** START OF Raw records **

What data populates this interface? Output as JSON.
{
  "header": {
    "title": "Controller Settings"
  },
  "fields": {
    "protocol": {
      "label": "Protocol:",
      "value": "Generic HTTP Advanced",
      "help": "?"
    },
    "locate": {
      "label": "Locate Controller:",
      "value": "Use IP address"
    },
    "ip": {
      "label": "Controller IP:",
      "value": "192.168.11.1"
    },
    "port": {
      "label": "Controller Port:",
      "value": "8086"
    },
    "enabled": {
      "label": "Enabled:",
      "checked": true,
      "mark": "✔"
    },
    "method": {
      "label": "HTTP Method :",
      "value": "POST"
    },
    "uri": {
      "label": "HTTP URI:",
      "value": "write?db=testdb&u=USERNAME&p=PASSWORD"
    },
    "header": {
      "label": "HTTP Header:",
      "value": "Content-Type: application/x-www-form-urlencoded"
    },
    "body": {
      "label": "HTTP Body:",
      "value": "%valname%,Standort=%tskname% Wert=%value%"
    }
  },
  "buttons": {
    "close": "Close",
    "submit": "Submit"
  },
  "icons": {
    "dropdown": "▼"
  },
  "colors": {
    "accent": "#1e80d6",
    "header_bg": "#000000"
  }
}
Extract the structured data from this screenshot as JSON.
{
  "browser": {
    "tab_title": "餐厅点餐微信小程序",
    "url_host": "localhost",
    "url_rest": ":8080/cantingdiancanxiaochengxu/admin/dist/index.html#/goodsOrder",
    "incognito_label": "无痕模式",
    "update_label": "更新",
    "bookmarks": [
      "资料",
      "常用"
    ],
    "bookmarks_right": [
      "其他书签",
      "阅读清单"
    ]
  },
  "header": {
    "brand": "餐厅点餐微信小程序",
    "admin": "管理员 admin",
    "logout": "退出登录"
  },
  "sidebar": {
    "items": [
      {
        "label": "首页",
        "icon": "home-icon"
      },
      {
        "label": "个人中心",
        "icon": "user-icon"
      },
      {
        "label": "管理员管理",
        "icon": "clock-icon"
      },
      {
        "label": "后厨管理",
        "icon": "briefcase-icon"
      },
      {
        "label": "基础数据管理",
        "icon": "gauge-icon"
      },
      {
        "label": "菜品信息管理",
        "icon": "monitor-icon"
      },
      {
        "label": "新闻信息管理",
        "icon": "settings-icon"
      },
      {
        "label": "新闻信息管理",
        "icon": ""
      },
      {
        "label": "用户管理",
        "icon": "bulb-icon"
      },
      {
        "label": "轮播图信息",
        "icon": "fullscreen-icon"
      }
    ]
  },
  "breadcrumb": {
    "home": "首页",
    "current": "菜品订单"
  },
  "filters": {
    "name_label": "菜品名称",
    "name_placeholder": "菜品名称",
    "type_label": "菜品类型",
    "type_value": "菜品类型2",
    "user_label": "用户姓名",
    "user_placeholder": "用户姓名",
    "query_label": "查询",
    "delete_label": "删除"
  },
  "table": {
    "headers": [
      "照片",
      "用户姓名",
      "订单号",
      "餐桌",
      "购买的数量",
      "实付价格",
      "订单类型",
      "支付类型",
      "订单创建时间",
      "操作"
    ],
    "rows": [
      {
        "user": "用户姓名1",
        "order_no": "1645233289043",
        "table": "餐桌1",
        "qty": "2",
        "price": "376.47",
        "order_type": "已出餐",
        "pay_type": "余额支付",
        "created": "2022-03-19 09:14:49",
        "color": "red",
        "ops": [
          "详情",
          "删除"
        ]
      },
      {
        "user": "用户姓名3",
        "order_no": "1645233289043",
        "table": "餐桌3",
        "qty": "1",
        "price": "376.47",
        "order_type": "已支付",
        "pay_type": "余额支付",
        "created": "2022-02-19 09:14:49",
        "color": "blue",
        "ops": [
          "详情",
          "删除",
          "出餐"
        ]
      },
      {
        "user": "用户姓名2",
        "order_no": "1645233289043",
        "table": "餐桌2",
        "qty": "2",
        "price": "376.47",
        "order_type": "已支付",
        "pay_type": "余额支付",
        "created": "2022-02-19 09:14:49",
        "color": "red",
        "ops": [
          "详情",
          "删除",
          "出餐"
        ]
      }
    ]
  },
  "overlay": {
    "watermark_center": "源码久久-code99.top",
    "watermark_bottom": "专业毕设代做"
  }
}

** END OF Raw records **

Copy down the material exactly as written.

What data populates this interface? Output as JSON.
{
  "header": {
    "title": "Controller Settings"
  },
  "fields": {
    "protocol": {
      "label": "Protocol:",
      "value": "Generic HTTP Advanced",
      "help": "?"
    },
    "locate": {
      "label": "Locate Controller:",
      "value": "Use IP address"
    },
    "ip": {
      "label": "Controller IP:",
      "value": "192.168.11.1"
    },
    "port": {
      "label": "Controller Port:",
      "value": "8086"
    },
    "enabled": {
      "label": "Enabled:",
      "checked": true,
      "mark": "✔"
    },
    "method": {
      "label": "HTTP Method :",
      "value": "POST"
    },
    "uri": {
      "label": "HTTP URI:",
      "value": "write?db=testdb&u=USERNAME&p=PASSWORD"
    },
    "header": {
      "label": "HTTP Header:",
      "value": "Content-Type: application/x-www-form-urlencoded"
    },
    "body": {
      "label": "HTTP Body:",
      "value": "%valname%,Standort=%tskname% Wert=%value%"
    }
  },
  "buttons": {
    "close": "Close",
    "submit": "Submit"
  },
  "icons": {
    "dropdown": "▼"
  },
  "colors": {
    "accent": "#1e80d6",
    "header_bg": "#000000"
  }
}
Extract the structured data from this screenshot as JSON.
{
  "browser": {
    "tab_title": "餐厅点餐微信小程序",
    "url_host": "localhost",
    "url_rest": ":8080/cantingdiancanxiaochengxu/admin/dist/index.html#/goodsOrder",
    "incognito_label": "无痕模式",
    "update_label": "更新",
    "bookmarks": [
      "资料",
      "常用"
    ],
    "bookmarks_right": [
      "其他书签",
      "阅读清单"
    ]
  },
  "header": {
    "brand": "餐厅点餐微信小程序",
    "admin": "管理员 admin",
    "logout": "退出登录"
  },
  "sidebar": {
    "items": [
      {
        "label": "首页",
        "icon": "home-icon"
      },
      {
        "label": "个人中心",
        "icon": "user-icon"
      },
      {
        "label": "管理员管理",
        "icon": "clock-icon"
      },
      {
        "label": "后厨管理",
        "icon": "briefcase-icon"
      },
      {
        "label": "基础数据管理",
        "icon": "gauge-icon"
      },
      {
        "label": "菜品信息管理",
        "icon": "monitor-icon"
      },
      {
        "label": "新闻信息管理",
        "icon": "settings-icon"
      },
      {
        "label": "新闻信息管理",
        "icon": ""
      },
      {
        "label": "用户管理",
        "icon": "bulb-icon"
      },
      {
        "label": "轮播图信息",
        "icon": "fullscreen-icon"
      }
    ]
  },
  "breadcrumb": {
    "home": "首页",
    "current": "菜品订单"
  },
  "filters": {
    "name_label": "菜品名称",
    "name_placeholder": "菜品名称",
    "type_label": "菜品类型",
    "type_value": "菜品类型2",
    "user_label": "用户姓名",
    "user_placeholder": "用户姓名",
    "query_label": "查询",
    "delete_label": "删除"
  },
  "table": {
    "headers": [
      "照片",
      "用户姓名",
      "订单号",
      "餐桌",
      "购买的数量",
      "实付价格",
      "订单类型",
      "支付类型",
      "订单创建时间",
      "操作"
    ],
    "rows": [
      {
        "user": "用户姓名1",
        "order_no": "1645233289043",
        "table": "餐桌1",
        "qty": "2",
        "price": "376.47",
        "order_type": "已出餐",
        "pay_type": "余额支付",
        "created": "2022-03-19 09:14:49",
        "color": "red",
        "ops": [
          "详情",
          "删除"
        ]
      },
      {
        "user": "用户姓名3",
        "order_no": "1645233289043",
        "table": "餐桌3",
        "qty": "1",
        "price": "376.47",
        "order_type": "已支付",
        "pay_type": "余额支付",
        "created": "2022-02-19 09:14:49",
        "color": "blue",
        "ops": [
          "详情",
          "删除",
          "出餐"
        ]
      },
      {
        "user": "用户姓名2",
        "order_no": "1645233289043",
        "table": "餐桌2",
        "qty": "2",
        "price": "376.47",
        "order_type": "已支付",
        "pay_type": "余额支付",
        "created": "2022-02-19 09:14:49",
        "color": "red",
        "ops": [
          "详情",
          "删除",
          "出餐"
        ]
      }
    ]
  },
  "overlay": {
    "watermark_center": "源码久久-code99.top",
    "watermark_bottom": "专业毕设代做"
  }
}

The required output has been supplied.